* [Requirement]: List each line of the data that holds the string "从事药品调剂相关工作", please.

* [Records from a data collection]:

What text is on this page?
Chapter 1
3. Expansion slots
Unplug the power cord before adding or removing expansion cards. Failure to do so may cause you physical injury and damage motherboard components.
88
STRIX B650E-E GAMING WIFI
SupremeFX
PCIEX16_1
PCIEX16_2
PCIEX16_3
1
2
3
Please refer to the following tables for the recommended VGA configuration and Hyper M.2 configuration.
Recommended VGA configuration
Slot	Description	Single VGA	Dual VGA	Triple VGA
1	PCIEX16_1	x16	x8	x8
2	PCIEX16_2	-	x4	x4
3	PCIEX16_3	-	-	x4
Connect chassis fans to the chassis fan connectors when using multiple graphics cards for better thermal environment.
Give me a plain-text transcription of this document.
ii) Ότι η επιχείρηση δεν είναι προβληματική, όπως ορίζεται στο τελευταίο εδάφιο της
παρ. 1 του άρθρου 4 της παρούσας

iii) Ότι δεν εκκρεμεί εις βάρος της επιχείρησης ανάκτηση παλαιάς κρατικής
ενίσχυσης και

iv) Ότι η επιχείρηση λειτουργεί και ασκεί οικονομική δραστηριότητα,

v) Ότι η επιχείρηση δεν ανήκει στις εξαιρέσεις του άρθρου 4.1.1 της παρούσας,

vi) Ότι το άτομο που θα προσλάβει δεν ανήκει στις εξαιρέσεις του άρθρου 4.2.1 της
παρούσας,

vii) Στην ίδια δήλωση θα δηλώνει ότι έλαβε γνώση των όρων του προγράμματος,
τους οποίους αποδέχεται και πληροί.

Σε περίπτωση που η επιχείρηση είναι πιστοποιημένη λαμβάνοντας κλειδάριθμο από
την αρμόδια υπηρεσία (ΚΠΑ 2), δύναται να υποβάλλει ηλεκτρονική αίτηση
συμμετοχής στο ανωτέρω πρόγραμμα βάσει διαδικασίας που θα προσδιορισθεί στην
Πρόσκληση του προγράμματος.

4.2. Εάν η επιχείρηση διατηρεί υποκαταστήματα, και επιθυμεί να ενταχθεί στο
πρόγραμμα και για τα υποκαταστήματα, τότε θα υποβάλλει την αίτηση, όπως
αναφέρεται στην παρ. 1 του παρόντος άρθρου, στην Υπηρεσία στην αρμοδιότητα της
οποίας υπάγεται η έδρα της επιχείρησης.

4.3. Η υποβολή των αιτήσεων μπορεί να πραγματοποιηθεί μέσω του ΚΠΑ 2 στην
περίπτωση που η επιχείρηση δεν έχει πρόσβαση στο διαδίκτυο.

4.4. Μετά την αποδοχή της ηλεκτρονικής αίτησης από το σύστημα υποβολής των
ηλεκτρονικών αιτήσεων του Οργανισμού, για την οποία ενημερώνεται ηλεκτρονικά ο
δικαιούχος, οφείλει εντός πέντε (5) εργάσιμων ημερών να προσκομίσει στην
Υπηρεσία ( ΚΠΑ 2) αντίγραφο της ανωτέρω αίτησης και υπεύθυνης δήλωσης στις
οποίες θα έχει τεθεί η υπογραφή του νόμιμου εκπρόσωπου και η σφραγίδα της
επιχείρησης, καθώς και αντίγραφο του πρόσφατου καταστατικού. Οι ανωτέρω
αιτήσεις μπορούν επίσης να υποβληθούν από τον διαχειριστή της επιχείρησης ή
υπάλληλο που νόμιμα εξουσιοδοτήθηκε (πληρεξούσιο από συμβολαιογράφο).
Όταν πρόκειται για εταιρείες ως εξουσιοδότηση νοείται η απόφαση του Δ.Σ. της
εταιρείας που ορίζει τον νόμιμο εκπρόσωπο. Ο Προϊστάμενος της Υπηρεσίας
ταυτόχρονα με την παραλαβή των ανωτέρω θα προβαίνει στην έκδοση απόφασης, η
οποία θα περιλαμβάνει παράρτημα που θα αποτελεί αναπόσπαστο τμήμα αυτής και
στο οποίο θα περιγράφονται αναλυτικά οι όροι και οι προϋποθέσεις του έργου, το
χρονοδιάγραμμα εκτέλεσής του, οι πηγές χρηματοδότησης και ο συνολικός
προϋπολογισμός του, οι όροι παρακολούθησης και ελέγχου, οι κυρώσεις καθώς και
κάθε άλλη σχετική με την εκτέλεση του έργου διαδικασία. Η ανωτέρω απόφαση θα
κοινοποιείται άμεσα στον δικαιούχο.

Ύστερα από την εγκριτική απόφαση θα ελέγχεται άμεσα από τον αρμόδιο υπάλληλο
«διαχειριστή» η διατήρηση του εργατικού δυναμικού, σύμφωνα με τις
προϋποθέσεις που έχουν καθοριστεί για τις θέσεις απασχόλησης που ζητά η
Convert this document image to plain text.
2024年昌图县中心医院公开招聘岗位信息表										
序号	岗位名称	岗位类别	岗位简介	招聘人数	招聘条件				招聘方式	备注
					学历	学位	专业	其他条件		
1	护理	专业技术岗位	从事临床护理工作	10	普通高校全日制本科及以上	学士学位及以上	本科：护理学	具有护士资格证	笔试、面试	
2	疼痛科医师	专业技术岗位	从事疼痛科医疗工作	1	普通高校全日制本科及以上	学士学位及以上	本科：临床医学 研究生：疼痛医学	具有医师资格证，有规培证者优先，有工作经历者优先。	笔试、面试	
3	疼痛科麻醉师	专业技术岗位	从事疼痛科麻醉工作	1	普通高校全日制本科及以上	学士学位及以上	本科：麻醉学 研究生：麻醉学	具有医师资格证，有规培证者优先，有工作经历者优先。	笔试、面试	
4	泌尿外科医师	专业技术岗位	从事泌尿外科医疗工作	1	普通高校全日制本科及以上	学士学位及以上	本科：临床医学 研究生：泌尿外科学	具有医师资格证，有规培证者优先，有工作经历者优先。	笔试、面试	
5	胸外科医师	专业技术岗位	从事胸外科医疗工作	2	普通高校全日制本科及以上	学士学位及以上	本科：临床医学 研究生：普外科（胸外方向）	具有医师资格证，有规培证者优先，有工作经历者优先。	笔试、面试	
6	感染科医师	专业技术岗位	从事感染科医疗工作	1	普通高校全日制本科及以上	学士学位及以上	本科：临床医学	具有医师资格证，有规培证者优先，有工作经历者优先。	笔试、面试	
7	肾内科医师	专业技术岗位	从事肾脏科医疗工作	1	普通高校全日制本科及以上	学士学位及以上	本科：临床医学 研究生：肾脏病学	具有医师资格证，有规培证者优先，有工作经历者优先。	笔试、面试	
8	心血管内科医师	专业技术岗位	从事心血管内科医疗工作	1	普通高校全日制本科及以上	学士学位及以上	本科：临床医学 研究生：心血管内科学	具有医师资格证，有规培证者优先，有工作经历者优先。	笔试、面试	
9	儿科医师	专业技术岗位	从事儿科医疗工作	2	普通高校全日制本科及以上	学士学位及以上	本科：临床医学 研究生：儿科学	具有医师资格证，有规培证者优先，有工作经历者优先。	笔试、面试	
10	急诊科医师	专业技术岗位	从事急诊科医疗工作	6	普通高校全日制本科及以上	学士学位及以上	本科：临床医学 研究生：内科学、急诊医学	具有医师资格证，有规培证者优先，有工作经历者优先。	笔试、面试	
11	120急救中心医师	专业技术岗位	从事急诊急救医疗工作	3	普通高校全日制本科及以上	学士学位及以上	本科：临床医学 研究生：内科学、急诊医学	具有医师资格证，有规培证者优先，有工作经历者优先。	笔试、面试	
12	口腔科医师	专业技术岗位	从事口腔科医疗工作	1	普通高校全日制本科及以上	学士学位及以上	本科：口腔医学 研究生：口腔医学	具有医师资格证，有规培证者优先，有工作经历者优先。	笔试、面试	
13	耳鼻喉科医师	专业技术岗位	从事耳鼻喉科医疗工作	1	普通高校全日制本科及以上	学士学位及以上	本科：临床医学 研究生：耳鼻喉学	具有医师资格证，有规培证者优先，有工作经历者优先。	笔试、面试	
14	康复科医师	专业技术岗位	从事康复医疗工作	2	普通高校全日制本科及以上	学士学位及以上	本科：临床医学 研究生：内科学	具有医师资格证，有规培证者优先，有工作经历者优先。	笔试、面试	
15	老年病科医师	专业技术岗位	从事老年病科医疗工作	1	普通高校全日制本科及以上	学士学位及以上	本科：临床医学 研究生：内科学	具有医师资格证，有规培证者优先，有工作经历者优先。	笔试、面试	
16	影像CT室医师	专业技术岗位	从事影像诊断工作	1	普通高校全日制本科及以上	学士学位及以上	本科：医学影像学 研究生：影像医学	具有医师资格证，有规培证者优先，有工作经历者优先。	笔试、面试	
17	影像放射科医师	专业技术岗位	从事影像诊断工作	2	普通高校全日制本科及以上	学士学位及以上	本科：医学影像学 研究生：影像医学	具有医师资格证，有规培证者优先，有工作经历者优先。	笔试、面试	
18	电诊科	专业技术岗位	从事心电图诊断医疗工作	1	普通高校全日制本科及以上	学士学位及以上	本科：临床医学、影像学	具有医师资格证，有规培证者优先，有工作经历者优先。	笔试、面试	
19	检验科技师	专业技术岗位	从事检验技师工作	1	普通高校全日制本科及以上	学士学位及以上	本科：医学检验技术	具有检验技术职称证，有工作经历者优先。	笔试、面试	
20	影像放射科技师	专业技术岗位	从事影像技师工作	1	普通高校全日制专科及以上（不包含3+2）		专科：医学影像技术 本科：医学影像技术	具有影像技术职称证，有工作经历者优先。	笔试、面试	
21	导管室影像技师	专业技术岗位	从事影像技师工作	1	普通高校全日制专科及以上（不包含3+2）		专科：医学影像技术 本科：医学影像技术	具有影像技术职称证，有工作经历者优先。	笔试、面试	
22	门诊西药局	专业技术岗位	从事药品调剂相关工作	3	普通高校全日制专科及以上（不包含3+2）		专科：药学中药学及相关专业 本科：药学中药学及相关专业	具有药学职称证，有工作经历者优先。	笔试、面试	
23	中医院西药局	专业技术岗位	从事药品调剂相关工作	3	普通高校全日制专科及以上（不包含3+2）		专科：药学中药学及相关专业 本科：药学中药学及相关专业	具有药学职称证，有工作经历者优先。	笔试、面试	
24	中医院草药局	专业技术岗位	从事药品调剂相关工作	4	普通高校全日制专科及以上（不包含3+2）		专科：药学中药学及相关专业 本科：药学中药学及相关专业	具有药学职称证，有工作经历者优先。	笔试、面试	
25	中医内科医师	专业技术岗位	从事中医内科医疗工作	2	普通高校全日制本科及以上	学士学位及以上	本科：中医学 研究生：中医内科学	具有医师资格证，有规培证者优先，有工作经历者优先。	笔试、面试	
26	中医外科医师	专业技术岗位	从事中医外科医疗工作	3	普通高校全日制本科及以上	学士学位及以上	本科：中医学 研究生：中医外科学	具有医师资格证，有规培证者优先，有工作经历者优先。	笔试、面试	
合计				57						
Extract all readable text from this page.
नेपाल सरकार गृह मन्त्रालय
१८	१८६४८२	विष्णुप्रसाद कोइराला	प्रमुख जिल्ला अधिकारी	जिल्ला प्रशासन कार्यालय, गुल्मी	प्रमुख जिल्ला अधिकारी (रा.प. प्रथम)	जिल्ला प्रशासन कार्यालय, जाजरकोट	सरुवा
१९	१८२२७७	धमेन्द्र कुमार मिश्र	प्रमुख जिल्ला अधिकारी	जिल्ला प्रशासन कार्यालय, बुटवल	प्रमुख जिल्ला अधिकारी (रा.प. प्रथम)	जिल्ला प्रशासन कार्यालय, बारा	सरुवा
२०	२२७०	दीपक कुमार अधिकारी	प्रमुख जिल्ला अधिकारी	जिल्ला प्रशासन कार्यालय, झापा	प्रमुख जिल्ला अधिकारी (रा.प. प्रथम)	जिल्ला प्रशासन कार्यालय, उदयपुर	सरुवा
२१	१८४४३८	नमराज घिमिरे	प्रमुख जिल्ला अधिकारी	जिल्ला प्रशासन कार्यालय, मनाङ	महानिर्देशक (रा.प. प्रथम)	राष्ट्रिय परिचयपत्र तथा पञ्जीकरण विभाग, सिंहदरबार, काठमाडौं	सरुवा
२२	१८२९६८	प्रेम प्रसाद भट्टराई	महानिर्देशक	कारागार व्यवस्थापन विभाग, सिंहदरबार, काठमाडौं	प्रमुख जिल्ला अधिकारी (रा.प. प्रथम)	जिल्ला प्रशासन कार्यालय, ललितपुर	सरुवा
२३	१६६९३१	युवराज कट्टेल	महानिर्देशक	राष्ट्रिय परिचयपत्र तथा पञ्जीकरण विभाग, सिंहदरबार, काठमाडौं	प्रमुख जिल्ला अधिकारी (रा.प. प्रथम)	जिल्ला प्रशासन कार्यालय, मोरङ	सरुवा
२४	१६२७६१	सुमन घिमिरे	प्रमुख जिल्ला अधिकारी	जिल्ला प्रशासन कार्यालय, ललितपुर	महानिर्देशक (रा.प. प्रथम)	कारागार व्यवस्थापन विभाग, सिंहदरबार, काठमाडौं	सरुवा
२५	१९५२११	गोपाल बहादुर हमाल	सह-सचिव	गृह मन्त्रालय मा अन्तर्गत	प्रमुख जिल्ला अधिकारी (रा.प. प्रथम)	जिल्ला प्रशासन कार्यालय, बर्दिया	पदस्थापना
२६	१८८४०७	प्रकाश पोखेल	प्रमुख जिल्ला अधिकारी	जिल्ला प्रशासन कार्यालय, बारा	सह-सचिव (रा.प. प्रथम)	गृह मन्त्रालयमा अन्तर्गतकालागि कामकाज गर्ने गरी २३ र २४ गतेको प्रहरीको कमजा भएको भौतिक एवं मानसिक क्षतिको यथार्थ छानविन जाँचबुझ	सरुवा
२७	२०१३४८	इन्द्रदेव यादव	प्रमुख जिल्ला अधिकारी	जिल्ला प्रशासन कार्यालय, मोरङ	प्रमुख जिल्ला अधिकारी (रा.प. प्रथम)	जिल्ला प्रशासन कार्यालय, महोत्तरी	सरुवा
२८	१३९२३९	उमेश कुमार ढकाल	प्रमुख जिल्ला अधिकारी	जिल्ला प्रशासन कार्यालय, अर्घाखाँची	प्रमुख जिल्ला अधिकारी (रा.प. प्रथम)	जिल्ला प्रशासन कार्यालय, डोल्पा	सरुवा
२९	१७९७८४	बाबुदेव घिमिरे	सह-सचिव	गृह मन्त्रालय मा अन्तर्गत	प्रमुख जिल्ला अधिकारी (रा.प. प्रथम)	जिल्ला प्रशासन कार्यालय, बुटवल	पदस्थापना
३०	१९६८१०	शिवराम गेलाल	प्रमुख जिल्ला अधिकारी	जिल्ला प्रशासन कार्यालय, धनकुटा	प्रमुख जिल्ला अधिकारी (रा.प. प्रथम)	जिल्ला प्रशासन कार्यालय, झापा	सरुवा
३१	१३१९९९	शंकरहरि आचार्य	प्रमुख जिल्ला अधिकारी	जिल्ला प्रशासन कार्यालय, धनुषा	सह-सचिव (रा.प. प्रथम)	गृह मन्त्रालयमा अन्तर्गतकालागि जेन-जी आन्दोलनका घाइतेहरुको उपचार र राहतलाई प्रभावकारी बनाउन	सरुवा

* [Answer for the task]:
22	门诊西药局	专业技术岗位	从事药品调剂相关工作	3	普通高校全日制专科及以上（不包含3+2）		专科：药学中药学及相关专业 本科：药学中药学及相关专业	具有药学职称证，有工作经历者优先。	笔试、面试	
23	中医院西药局	专业技术岗位	从事药品调剂相关工作	3	普通高校全日制专科及以上（不包含3+2）		专科：药学中药学及相关专业 本科：药学中药学及相关专业	具有药学职称证，有工作经历者优先。	笔试、面试	
24	中医院草药局	专业技术岗位	从事药品调剂相关工作	4	普通高校全日制专科及以上（不包含3+2）		专科：药学中药学及相关专业 本科：药学中药学及相关专业	具有药学职称证，有工作经历者优先。	笔试、面试	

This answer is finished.